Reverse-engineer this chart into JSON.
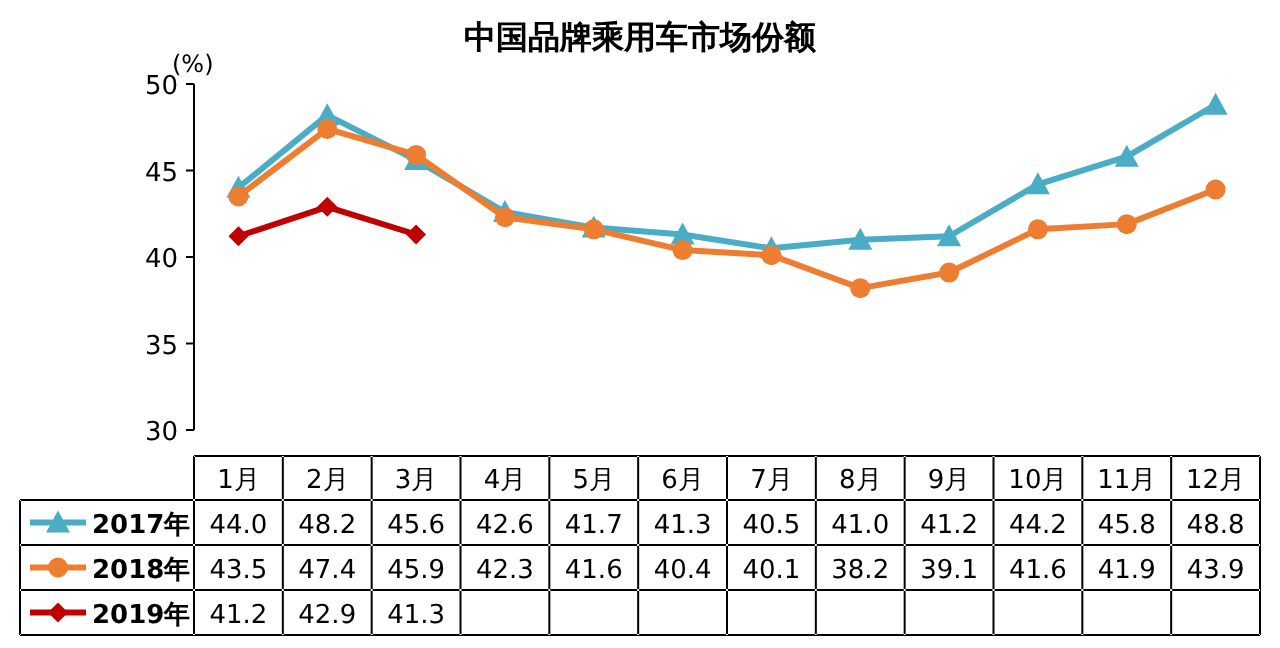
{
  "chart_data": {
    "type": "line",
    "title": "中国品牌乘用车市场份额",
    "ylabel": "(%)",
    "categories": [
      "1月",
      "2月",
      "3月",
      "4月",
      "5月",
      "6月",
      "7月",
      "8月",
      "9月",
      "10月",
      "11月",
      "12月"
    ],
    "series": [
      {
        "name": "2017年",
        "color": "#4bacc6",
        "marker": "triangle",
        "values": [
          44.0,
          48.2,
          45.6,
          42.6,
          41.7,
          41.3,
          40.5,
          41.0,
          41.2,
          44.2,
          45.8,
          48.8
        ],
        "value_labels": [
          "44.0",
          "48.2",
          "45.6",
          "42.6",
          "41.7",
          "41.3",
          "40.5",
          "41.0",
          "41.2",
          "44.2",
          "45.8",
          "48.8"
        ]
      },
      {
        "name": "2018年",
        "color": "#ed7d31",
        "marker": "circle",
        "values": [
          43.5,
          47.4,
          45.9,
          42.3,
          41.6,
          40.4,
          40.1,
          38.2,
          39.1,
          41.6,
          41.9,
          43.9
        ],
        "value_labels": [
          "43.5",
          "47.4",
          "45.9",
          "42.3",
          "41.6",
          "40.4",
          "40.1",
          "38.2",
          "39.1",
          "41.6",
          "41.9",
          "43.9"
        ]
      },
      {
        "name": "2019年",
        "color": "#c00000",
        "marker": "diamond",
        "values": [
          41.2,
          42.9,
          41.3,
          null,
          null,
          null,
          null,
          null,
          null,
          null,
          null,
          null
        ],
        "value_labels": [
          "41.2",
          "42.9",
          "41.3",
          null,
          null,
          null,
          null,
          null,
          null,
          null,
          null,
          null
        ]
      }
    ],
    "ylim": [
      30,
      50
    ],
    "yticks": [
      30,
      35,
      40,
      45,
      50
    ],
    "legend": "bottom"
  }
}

########################################

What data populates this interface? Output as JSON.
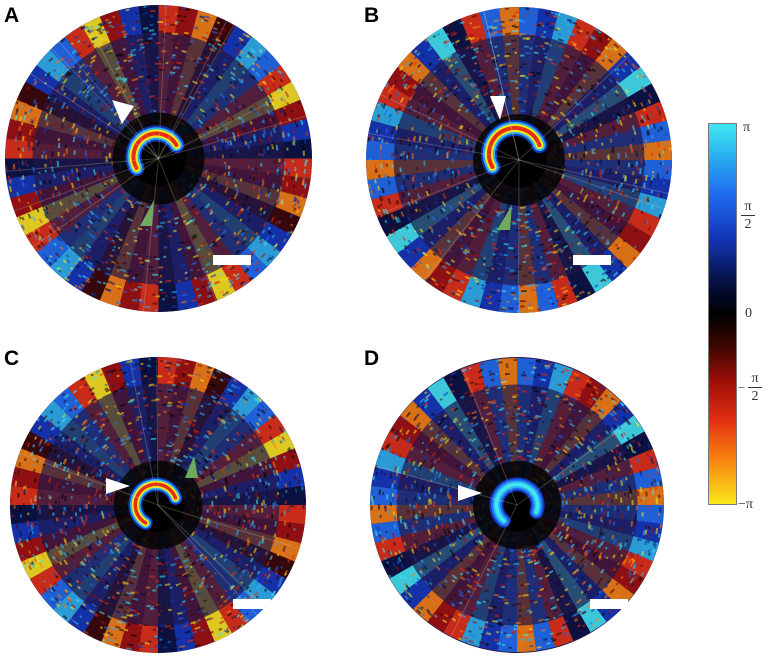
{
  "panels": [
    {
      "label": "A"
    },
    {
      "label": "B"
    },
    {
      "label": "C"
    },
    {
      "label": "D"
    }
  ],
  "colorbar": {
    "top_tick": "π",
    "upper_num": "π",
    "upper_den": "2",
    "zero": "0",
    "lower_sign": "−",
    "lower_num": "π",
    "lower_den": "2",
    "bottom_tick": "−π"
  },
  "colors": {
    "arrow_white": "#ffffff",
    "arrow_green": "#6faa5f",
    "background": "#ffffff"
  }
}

########################################

▶ _What is being asked_: Search the data for "JSON". Copy every matching line.

▶ _Full output_:
Reverse-engineer this chart into JSON.
What data populates this interface? Output as JSON.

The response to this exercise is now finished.